Input material →
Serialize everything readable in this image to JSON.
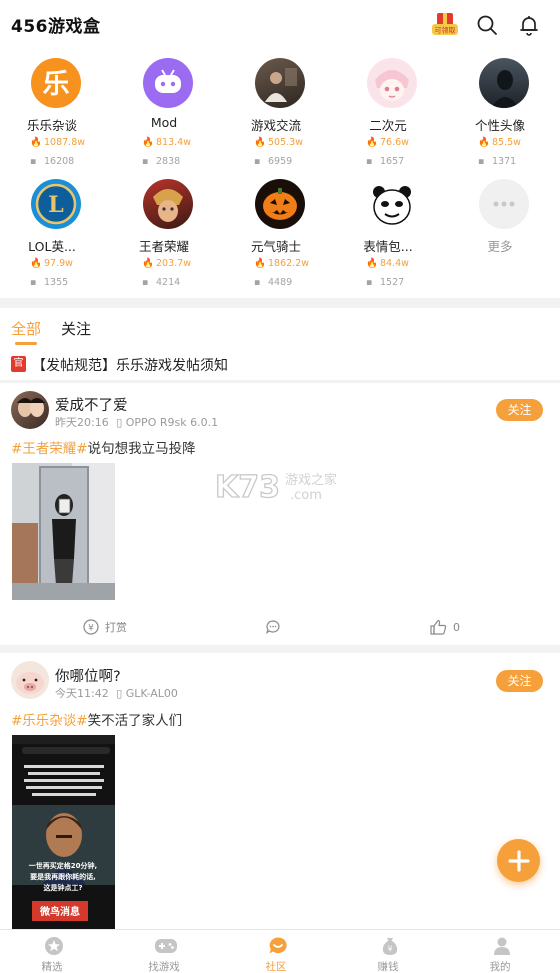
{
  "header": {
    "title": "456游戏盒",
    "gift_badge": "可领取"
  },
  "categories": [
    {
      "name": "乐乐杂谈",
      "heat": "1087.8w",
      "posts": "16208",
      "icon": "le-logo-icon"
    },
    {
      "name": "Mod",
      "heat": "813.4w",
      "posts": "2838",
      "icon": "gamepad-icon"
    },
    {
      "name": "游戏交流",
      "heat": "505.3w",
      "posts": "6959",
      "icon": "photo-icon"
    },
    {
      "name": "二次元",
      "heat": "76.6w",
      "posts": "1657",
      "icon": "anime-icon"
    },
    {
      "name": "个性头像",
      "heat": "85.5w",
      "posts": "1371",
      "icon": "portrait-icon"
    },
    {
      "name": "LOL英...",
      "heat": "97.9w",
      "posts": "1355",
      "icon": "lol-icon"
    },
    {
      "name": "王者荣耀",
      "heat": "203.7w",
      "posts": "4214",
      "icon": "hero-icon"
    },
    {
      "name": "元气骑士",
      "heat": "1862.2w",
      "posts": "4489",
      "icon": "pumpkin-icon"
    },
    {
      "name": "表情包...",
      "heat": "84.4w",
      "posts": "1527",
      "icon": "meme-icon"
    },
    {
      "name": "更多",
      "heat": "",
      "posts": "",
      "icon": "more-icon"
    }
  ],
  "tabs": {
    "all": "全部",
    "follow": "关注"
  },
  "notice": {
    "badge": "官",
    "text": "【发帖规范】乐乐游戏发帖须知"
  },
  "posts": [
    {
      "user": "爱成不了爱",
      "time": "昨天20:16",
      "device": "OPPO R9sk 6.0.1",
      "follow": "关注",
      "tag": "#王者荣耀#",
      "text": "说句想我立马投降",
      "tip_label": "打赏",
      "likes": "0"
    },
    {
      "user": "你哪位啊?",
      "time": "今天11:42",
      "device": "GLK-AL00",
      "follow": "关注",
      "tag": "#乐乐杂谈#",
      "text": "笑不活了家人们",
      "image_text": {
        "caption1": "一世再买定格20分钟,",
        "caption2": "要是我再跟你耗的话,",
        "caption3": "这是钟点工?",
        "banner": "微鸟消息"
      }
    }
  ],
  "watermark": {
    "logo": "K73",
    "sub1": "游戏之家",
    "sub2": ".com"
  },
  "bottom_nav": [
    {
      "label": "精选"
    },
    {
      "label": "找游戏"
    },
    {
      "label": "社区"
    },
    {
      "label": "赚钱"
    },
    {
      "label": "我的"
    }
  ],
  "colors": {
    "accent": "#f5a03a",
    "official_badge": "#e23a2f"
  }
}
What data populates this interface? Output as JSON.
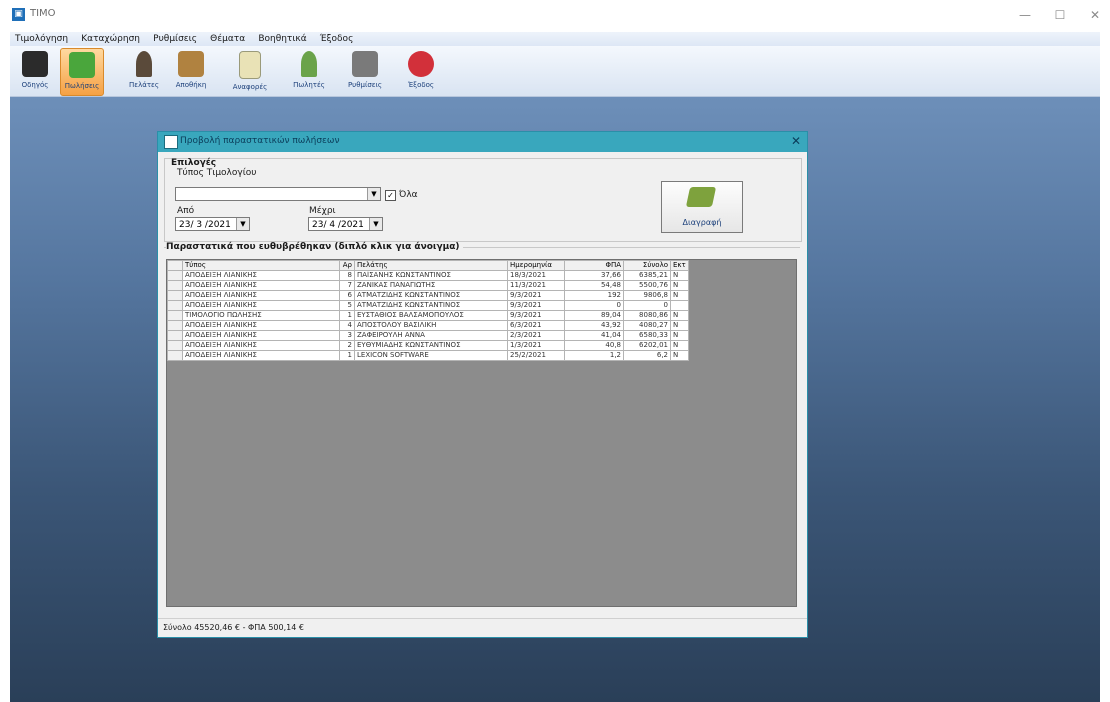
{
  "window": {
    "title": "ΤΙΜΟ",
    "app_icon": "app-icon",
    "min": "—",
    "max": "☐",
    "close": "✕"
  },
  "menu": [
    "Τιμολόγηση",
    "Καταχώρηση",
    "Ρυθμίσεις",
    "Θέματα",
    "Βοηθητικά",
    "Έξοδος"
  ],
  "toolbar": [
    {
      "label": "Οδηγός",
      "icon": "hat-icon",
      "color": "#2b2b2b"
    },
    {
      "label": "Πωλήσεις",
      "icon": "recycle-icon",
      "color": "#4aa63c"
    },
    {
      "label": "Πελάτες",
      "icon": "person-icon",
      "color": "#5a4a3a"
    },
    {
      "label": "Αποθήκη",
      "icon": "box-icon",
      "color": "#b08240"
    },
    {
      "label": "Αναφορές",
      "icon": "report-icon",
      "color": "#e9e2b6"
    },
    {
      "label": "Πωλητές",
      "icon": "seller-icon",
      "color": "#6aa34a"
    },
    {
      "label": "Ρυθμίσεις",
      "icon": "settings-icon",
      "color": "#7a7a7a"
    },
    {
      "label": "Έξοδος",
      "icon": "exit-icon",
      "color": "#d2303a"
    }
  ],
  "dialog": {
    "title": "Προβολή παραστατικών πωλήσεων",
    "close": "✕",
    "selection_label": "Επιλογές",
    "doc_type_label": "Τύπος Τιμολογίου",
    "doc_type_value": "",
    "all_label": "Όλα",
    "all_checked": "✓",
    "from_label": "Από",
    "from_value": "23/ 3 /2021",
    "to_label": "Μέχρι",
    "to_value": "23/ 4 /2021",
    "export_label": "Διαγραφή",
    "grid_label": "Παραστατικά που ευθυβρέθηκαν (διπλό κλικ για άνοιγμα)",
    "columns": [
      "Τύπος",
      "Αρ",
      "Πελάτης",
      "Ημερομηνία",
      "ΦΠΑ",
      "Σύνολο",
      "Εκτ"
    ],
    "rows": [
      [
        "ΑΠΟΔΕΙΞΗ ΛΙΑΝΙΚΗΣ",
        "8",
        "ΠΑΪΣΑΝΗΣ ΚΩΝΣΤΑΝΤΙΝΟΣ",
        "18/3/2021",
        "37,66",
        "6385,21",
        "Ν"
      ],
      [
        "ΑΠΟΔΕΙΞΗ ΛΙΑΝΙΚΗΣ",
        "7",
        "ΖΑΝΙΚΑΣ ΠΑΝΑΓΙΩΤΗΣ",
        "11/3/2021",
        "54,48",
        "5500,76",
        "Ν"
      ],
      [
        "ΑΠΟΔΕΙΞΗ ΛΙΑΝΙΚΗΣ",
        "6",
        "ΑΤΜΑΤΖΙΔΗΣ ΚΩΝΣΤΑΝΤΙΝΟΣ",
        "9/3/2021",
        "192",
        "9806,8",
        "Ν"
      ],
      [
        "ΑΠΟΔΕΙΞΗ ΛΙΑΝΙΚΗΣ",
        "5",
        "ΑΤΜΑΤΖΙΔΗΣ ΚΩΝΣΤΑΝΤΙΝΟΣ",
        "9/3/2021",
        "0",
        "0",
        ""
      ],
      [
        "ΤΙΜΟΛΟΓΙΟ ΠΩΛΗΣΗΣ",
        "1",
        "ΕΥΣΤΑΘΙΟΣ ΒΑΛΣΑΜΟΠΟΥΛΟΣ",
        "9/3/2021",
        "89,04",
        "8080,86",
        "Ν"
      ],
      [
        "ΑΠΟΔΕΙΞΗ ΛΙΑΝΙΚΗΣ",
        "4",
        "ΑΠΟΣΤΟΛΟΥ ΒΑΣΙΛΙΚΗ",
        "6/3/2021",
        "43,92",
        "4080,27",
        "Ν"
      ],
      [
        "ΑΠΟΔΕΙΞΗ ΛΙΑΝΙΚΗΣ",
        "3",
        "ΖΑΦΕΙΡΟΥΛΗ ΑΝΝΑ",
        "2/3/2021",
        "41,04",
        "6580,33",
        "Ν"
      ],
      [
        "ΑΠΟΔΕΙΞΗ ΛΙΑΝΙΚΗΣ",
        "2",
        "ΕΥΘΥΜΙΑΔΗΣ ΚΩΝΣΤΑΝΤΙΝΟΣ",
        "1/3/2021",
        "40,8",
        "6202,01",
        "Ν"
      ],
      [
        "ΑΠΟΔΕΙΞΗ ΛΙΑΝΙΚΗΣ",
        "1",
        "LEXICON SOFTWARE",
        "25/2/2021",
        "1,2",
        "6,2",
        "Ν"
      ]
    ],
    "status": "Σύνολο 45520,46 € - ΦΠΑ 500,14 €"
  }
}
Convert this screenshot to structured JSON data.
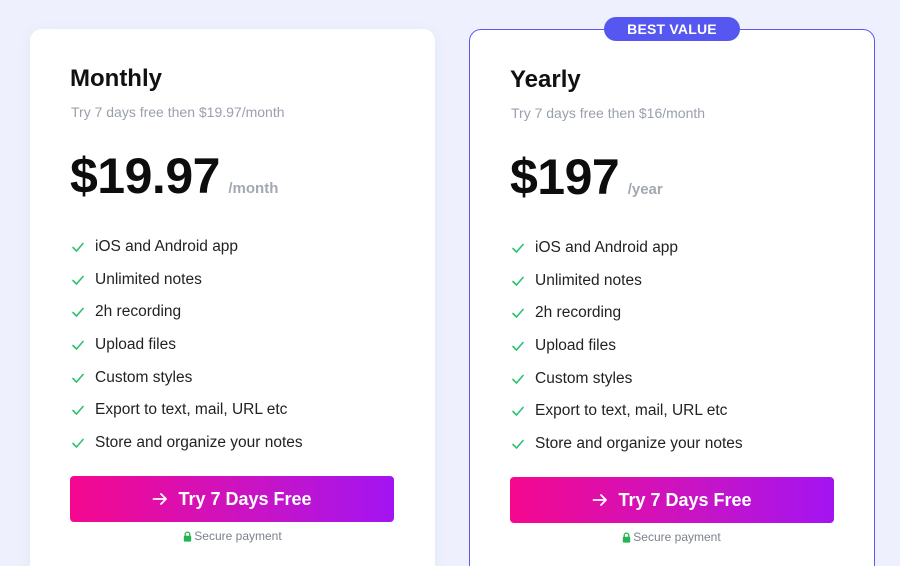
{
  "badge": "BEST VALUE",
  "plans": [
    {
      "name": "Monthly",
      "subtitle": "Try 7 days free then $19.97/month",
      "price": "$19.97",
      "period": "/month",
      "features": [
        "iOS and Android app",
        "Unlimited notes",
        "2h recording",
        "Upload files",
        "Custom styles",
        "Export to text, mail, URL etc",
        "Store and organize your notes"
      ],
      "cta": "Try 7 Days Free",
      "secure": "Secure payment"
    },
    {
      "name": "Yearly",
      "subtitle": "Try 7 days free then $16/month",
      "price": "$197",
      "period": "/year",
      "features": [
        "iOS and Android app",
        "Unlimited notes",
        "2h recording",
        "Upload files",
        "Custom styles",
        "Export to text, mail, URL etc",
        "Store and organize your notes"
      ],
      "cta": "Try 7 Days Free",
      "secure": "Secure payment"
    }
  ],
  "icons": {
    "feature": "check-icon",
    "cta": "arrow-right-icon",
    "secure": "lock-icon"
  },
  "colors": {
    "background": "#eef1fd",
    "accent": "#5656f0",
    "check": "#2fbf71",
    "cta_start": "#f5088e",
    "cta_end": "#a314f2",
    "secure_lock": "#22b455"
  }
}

What you have to do → What is the number of lines in the listing that contain the string "then"? Reply with that number alone.

Solution for this problem → 2